Objetivo do exercício: Prossiga o texto sobre política econômica em tempos de crise a partir de sua última frase.

Texto da página:
□ □ □ □ □

Durante uma crise, em matéria de política econômica, interessa o que as autoridades fazem, não o que falam. Pode ocorrer o que se denomina, em psicologia social, de dissonância cognitiva, quando há uma discrepância entre crenças e comportamentos e se age diferente do que se propõe. Uma das formas de se conviver com a sensação de desconforto psicológico resultante dessa discrepância é reduzir ou racionalizar a importância da crença, alegando a superveniência de novos fatos, imprevisíveis e inesperados no processo decisório.
Há inúmeros casos para ilustrar essa dissonância na história das políticas econômicas no Brasil. Por exemplo: em 1980, quando foi criada a Secretaria Especial das Empresas Estatais, a Fundação Getulio Vargas fez um levantamento de todos os órgãos da administração indireta (empresas, autarquias, fundações) do governo federal. Conclusão: 56 % das 580 entidades foram criadas depois de 1964, num regime onde o discurso oficial era do liberalismo econômico com Estado mínimo.
Para equacionar os problemas socioeconômicos da pandemia do coronavírus, as atuais autoridades econômicas, que iniciaram a sua gestão com um discurso do liberalismo do estilo Von Hayek, vão, pouco a pouco e de maneira pragmática, construindo uma política econômica do estilo de Keynes. De um lado, o discurso da austeridade fiscal expansionista; do outro lado, a efetiva expansão acelerada e coordenada dos gastos públicos para as transferências compensatórias de renda, para a sobrevivência financeira das empresas e para o apoio às finanças públicas de Estados e municípios.

□ □ □ □ □

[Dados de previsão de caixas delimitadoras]
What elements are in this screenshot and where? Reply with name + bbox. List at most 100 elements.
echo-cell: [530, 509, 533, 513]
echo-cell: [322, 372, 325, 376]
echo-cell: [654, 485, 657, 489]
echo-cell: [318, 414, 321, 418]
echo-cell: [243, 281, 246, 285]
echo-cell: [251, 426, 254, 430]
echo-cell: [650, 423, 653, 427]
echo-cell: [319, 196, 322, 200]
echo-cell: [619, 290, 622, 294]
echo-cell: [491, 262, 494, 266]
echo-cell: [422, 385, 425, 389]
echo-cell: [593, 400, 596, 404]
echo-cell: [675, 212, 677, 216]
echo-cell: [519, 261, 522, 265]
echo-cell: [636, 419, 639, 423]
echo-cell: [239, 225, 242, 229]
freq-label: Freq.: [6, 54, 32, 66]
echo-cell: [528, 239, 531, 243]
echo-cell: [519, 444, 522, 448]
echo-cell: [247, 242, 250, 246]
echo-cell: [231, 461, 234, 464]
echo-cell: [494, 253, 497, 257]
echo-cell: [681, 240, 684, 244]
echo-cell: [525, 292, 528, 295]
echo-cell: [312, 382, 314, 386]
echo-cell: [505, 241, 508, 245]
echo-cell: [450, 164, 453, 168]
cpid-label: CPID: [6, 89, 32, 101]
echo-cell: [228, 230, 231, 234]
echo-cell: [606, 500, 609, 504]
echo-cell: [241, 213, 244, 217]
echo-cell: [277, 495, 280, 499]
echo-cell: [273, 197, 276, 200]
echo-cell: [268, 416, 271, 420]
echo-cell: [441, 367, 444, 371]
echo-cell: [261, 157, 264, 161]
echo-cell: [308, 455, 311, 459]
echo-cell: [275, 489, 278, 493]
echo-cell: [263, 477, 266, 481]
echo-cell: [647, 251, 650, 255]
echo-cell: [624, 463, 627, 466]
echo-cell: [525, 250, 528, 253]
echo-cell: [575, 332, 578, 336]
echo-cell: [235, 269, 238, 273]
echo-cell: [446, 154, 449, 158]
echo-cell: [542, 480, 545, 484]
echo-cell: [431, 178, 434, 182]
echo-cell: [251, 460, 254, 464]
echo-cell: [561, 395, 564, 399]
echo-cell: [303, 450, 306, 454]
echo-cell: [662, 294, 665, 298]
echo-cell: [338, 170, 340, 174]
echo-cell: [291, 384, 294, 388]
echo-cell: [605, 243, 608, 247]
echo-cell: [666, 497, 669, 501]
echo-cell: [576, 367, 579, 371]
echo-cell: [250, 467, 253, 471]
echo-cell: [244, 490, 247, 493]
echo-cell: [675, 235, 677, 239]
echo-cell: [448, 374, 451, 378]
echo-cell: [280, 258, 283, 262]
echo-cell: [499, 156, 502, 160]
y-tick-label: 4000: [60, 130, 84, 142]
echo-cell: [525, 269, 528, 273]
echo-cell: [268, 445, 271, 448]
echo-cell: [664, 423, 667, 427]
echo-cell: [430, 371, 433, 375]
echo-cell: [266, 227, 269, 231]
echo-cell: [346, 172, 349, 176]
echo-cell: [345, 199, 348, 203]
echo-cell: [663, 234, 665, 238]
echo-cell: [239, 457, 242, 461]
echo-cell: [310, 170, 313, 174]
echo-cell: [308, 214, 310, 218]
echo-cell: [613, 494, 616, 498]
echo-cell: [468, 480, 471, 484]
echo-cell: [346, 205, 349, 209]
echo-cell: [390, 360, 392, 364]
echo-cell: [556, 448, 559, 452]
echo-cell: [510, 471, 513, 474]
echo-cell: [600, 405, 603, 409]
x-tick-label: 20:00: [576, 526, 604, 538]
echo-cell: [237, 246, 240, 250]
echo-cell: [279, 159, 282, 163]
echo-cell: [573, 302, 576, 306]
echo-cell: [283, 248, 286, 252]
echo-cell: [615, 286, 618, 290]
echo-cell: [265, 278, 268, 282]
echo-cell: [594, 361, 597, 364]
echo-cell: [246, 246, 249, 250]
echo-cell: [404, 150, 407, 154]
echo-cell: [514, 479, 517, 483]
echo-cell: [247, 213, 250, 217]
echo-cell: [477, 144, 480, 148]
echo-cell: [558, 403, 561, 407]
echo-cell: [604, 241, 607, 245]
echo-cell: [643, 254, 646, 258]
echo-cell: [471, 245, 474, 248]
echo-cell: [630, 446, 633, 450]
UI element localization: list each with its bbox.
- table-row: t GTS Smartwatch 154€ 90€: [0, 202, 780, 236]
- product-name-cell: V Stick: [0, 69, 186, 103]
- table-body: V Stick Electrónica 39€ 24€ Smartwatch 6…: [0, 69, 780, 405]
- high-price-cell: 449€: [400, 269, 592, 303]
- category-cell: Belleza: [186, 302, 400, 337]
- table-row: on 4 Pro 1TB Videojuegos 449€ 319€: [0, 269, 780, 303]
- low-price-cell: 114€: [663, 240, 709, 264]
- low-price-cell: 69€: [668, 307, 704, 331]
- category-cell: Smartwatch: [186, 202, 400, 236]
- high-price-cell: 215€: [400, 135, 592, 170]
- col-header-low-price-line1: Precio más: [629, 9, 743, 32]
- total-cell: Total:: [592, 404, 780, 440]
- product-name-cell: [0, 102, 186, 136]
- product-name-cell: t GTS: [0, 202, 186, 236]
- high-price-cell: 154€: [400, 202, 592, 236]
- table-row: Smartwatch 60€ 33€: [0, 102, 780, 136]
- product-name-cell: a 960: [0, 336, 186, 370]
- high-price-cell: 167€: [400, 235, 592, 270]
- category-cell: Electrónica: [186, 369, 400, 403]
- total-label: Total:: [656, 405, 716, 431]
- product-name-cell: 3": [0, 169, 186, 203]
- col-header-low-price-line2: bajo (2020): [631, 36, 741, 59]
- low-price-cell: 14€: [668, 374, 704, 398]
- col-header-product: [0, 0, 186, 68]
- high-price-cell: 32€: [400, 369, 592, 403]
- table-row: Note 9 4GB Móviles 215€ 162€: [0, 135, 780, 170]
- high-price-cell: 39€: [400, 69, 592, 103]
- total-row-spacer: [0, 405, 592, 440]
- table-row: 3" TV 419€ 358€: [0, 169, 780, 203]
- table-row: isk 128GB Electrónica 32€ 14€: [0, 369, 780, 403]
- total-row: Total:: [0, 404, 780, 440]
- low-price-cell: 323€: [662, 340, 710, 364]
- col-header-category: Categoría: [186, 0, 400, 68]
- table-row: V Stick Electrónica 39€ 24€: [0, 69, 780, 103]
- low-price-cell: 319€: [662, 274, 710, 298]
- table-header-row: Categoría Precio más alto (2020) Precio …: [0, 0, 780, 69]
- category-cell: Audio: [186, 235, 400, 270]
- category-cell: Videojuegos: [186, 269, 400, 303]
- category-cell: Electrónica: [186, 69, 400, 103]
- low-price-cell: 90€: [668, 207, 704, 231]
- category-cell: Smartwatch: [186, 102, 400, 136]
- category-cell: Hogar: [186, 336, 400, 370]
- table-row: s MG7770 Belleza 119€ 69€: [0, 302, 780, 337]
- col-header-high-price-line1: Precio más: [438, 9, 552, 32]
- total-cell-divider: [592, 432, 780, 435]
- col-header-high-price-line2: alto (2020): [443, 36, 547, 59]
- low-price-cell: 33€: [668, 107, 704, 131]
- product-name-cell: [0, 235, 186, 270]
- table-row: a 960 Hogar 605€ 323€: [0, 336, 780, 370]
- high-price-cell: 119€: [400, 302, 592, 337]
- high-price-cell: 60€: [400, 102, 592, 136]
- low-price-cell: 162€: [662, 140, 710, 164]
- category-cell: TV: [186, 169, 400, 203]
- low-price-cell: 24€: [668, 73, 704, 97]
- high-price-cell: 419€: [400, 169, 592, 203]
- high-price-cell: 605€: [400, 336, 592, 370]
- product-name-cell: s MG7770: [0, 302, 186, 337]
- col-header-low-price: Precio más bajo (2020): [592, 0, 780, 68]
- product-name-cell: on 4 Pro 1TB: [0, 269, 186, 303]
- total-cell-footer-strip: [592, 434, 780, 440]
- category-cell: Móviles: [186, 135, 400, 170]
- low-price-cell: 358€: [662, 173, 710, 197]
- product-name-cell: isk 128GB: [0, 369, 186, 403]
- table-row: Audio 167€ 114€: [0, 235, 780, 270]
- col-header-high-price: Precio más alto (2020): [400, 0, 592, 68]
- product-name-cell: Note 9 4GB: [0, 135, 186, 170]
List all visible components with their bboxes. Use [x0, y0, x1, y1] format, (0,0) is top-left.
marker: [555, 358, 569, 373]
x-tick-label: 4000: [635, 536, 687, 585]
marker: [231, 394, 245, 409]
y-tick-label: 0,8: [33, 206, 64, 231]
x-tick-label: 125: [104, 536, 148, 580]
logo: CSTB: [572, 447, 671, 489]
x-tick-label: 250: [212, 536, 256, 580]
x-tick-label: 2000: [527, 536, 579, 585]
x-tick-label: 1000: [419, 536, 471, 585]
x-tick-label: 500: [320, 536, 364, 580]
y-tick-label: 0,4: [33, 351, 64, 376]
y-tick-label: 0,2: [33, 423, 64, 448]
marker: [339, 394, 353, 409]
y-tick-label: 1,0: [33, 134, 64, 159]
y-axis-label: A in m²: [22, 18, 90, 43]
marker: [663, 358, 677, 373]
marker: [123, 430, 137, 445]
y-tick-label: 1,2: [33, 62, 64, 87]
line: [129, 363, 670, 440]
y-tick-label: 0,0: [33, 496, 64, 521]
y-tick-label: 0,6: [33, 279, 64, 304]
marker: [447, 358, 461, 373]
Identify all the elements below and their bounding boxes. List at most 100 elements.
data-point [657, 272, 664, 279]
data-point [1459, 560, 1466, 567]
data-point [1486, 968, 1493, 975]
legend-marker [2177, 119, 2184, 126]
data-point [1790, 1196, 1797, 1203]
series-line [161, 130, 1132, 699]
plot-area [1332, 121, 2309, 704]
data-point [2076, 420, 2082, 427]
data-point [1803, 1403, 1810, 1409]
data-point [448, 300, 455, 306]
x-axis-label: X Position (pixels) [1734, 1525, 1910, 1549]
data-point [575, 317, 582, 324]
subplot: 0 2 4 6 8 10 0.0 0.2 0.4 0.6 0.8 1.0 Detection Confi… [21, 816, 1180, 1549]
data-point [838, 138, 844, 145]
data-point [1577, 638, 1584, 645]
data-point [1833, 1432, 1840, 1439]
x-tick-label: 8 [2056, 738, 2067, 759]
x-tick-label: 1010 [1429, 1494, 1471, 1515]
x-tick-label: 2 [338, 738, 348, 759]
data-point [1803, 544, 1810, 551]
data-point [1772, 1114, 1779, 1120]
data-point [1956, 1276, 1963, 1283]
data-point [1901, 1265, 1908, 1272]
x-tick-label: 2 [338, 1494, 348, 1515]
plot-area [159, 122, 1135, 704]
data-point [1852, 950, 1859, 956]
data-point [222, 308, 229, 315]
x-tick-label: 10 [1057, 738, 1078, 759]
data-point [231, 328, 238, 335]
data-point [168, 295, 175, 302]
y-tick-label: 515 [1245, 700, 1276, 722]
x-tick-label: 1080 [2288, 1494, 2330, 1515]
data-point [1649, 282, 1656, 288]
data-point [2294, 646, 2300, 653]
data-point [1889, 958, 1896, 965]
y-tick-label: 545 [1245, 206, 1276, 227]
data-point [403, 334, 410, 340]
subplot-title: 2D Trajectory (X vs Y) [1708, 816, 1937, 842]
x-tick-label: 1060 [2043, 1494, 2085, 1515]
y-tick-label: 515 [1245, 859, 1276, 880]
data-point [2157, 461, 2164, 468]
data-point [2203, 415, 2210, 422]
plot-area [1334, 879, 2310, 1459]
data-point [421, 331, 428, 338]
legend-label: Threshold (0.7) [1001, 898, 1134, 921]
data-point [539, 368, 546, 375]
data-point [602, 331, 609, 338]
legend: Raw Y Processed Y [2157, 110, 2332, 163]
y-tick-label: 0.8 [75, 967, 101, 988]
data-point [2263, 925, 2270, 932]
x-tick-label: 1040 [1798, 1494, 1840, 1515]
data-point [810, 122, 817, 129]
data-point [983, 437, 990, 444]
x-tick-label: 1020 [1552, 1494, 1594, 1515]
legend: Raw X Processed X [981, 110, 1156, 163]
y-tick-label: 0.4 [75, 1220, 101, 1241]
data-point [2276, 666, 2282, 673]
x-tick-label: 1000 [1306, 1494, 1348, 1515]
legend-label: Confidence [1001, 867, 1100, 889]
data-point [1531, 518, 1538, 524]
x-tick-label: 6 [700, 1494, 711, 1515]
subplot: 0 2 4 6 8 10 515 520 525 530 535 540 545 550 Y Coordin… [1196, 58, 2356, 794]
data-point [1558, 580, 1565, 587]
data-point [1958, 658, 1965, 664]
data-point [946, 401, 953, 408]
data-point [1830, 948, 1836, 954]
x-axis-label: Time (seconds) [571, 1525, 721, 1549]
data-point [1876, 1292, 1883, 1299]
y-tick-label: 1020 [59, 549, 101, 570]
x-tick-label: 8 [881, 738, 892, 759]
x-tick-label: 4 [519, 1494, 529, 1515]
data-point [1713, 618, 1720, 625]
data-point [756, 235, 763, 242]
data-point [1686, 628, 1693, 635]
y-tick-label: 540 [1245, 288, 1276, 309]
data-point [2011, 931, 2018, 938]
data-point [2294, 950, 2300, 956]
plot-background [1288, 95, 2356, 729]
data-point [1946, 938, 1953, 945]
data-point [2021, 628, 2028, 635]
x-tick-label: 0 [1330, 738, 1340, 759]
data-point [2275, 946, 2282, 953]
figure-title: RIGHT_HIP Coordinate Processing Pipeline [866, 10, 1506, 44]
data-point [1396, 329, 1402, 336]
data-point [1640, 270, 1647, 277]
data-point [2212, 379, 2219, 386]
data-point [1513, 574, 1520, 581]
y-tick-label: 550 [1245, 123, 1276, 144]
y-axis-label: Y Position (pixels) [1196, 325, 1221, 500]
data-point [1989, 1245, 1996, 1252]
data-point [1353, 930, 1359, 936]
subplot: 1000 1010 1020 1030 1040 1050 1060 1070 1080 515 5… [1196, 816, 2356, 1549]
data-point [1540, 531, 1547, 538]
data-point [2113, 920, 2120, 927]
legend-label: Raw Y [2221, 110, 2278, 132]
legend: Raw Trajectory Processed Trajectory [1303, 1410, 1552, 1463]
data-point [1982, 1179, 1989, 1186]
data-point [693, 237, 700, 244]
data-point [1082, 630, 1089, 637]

□ □ □ □ □

Sua resposta:
Ainda bem. Se essas decisões não fossem tomadas em tempo oportuno, constituindo uma política anticíclica com expansão do déficit público (seis a sete vezes maior do que programado para 2020) e da dívida pública (em torno de 90% do PIB), a atual recessão econômica poderia se transformar, ainda no segundo semestre, em profunda depressão.
Esse tipo de política econômica aconteceu com o New Deal do presidente Roosevelt, que utilizava políticas sociais compensatórias e um ambicioso programa de obras públicas para retirar a economia norte-americana das entranhas da crise de 1929. Aconteceu também no Brasil, em 1930, quando houve um endividamento externo para a defesa dos níveis de renda e de emprego na economia cafeeira, ainda que o mercado final do excedente do produto fosse o mar ou o fogo.
Essa política fiscal expansionista e de financiamentos subsidiados poderá persistir por mais um ou dois trimestres se não ocorrer um choque de demanda agregada para reduzir as taxas de desemprego (provavelmente em torno de 15%) e para absorver a capacidade ociosa do sistema produtivo (provavelmente em torno de 30%). Um choque de demanda para revitalizar e dinamizar as cadeias de valor da economia exigirá de novo a coordenação e a intervenção do Estado, à sombra de Keynes.
A nossa sociedade precisa se conscientizar de que o desenvolvimento econômico se processa através de uma sequência de desequilíbrios e que o esforço maior das políticas econômicas é uma busca permanente para estabilizar uma economia instável.